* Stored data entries
════════
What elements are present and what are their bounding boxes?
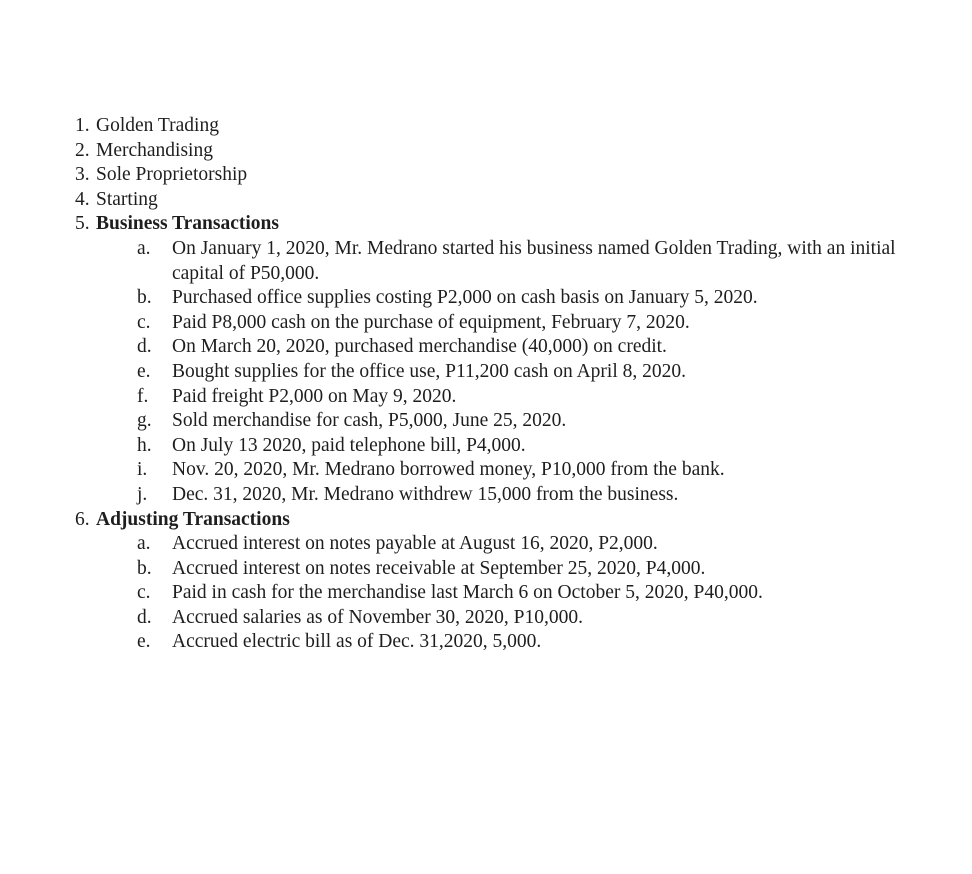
adjustment-d [137, 606, 935, 631]
list-item-golden-trading [75, 114, 935, 139]
sub-letter: b. [137, 557, 152, 579]
sub-text: On March 20, 2020, purchased merchandise (40,000) on credit. [172, 336, 667, 358]
sub-letter: g. [137, 410, 152, 432]
sub-text: Accrued electric bill as of Dec. 31,2020, 5,000. [172, 631, 542, 653]
sub-letter: e. [137, 360, 151, 382]
business-transactions-list [75, 237, 935, 508]
adjustment-b [137, 557, 935, 582]
sub-text: Accrued interest on notes payable at August 16, 2020, P2,000. [172, 533, 658, 555]
list-number: 6. [75, 508, 90, 530]
sub-text: Accrued interest on notes receivable at September 25, 2020, P4,000. [172, 557, 706, 579]
sub-text: Nov. 20, 2020, Mr. Medrano borrowed money, P10,000 from the bank. [172, 459, 725, 481]
list-number: 4. [75, 188, 90, 210]
adjustment-a [137, 532, 935, 557]
document-body [75, 114, 935, 655]
sub-text: Sold merchandise for cash, P5,000, June 25, 2020. [172, 410, 567, 432]
list-text: Starting [96, 188, 158, 210]
transaction-f [137, 385, 935, 410]
sub-letter: e. [137, 631, 151, 653]
list-text: Golden Trading [96, 115, 219, 136]
sub-letter: a. [137, 533, 151, 555]
section-heading-business-transactions [75, 212, 935, 237]
sub-text: Dec. 31, 2020, Mr. Medrano withdrew 15,000 from the business. [172, 483, 679, 505]
transaction-i [137, 458, 935, 483]
adjustment-c [137, 581, 935, 606]
list-number: 5. [75, 213, 90, 235]
transaction-b [137, 286, 935, 311]
transaction-e [137, 360, 935, 385]
sub-text: Paid freight P2,000 on May 9, 2020. [172, 385, 457, 407]
list-item-sole-proprietorship [75, 163, 935, 188]
list-text: Sole Proprietorship [96, 164, 248, 186]
sub-letter: d. [137, 606, 152, 628]
section-heading-adjusting-transactions [75, 508, 935, 533]
sub-text: Paid P8,000 cash on the purchase of equipment, February 7, 2020. [172, 311, 690, 333]
sub-letter: j. [137, 483, 148, 505]
sub-text: On January 1, 2020, Mr. Medrano started his business named Golden Trading, with an initial capital of P50,000. [172, 237, 896, 284]
sub-letter: d. [137, 336, 152, 358]
sub-text: Paid in cash for the merchandise last March 6 on October 5, 2020, P40,000. [172, 582, 763, 604]
sub-letter: c. [137, 582, 151, 604]
list-item-merchandising [75, 139, 935, 164]
sub-text: On July 13 2020, paid telephone bill, P4,000. [172, 434, 526, 456]
transaction-c [137, 311, 935, 336]
transaction-j [137, 483, 935, 508]
list-number: 1. [75, 115, 90, 136]
adjusting-transactions-list [75, 532, 935, 655]
sub-letter: a. [137, 237, 151, 259]
sub-text: Accrued salaries as of November 30, 2020, P10,000. [172, 606, 584, 628]
transaction-g [137, 409, 935, 434]
transaction-h [137, 434, 935, 459]
transaction-d [137, 335, 935, 360]
sub-letter: f. [137, 385, 149, 407]
sub-letter: b. [137, 287, 152, 309]
sub-text: Bought supplies for the office use, P11,200 cash on April 8, 2020. [172, 360, 686, 382]
list-number: 3. [75, 164, 90, 186]
sub-letter: c. [137, 311, 151, 333]
transaction-a [137, 237, 935, 286]
list-text: Merchandising [96, 139, 213, 161]
section-title: Business Transactions [96, 213, 279, 235]
adjustment-e [137, 630, 935, 655]
sub-letter: i. [137, 459, 148, 481]
sub-letter: h. [137, 434, 152, 456]
list-number: 2. [75, 139, 90, 161]
list-item-starting [75, 188, 935, 213]
section-title: Adjusting Transactions [96, 508, 290, 530]
sub-text: Purchased office supplies costing P2,000 on cash basis on January 5, 2020. [172, 287, 758, 309]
════════
* WHAT YOU WILL DO
Copy every line of the items above verbatim, omitting the pictures.

* EXERCISE OUTPUT
What elements are present and what are their bounding boxes?
adjustment-d [137, 606, 935, 631]
list-item-golden-trading [75, 114, 935, 139]
sub-letter: b. [137, 557, 152, 579]
sub-text: On March 20, 2020, purchased merchandise (40,000) on credit. [172, 336, 667, 358]
sub-letter: g. [137, 410, 152, 432]
sub-text: Accrued electric bill as of Dec. 31,2020, 5,000. [172, 631, 542, 653]
sub-letter: e. [137, 360, 151, 382]
business-transactions-list [75, 237, 935, 508]
adjustment-b [137, 557, 935, 582]
sub-text: Accrued interest on notes payable at August 16, 2020, P2,000. [172, 533, 658, 555]
list-number: 6. [75, 508, 90, 530]
sub-text: Accrued interest on notes receivable at September 25, 2020, P4,000. [172, 557, 706, 579]
sub-text: Nov. 20, 2020, Mr. Medrano borrowed money, P10,000 from the bank. [172, 459, 725, 481]
list-number: 4. [75, 188, 90, 210]
adjustment-a [137, 532, 935, 557]
document-body [75, 114, 935, 655]
sub-text: Sold merchandise for cash, P5,000, June 25, 2020. [172, 410, 567, 432]
list-text: Starting [96, 188, 158, 210]
transaction-f [137, 385, 935, 410]
sub-letter: e. [137, 631, 151, 653]
list-text: Golden Trading [96, 115, 219, 136]
sub-letter: a. [137, 533, 151, 555]
section-heading-business-transactions [75, 212, 935, 237]
sub-text: Dec. 31, 2020, Mr. Medrano withdrew 15,000 from the business. [172, 483, 679, 505]
transaction-i [137, 458, 935, 483]
adjustment-c [137, 581, 935, 606]
list-number: 5. [75, 213, 90, 235]
transaction-b [137, 286, 935, 311]
transaction-e [137, 360, 935, 385]
sub-text: Paid freight P2,000 on May 9, 2020. [172, 385, 457, 407]
list-item-sole-proprietorship [75, 163, 935, 188]
list-text: Sole Proprietorship [96, 164, 248, 186]
sub-letter: d. [137, 606, 152, 628]
section-heading-adjusting-transactions [75, 508, 935, 533]
sub-text: Paid P8,000 cash on the purchase of equipment, February 7, 2020. [172, 311, 690, 333]
sub-letter: j. [137, 483, 148, 505]
sub-text: On January 1, 2020, Mr. Medrano started his business named Golden Trading, with an initial capital of P50,000. [172, 237, 896, 284]
sub-letter: d. [137, 336, 152, 358]
sub-text: Paid in cash for the merchandise last March 6 on October 5, 2020, P40,000. [172, 582, 763, 604]
sub-letter: c. [137, 582, 151, 604]
list-item-merchandising [75, 139, 935, 164]
sub-text: On July 13 2020, paid telephone bill, P4,000. [172, 434, 526, 456]
transaction-c [137, 311, 935, 336]
transaction-j [137, 483, 935, 508]
list-number: 1. [75, 115, 90, 136]
adjusting-transactions-list [75, 532, 935, 655]
sub-letter: a. [137, 237, 151, 259]
sub-text: Accrued salaries as of November 30, 2020, P10,000. [172, 606, 584, 628]
transaction-g [137, 409, 935, 434]
transaction-h [137, 434, 935, 459]
transaction-d [137, 335, 935, 360]
sub-letter: f. [137, 385, 149, 407]
sub-letter: b. [137, 287, 152, 309]
sub-text: Bought supplies for the office use, P11,200 cash on April 8, 2020. [172, 360, 686, 382]
list-number: 3. [75, 164, 90, 186]
sub-letter: c. [137, 311, 151, 333]
transaction-a [137, 237, 935, 286]
list-text: Merchandising [96, 139, 213, 161]
section-title: Business Transactions [96, 213, 279, 235]
adjustment-e [137, 630, 935, 655]
sub-letter: i. [137, 459, 148, 481]
sub-letter: h. [137, 434, 152, 456]
list-number: 2. [75, 139, 90, 161]
list-item-starting [75, 188, 935, 213]
section-title: Adjusting Transactions [96, 508, 290, 530]
sub-text: Purchased office supplies costing P2,000 on cash basis on January 5, 2020. [172, 287, 758, 309]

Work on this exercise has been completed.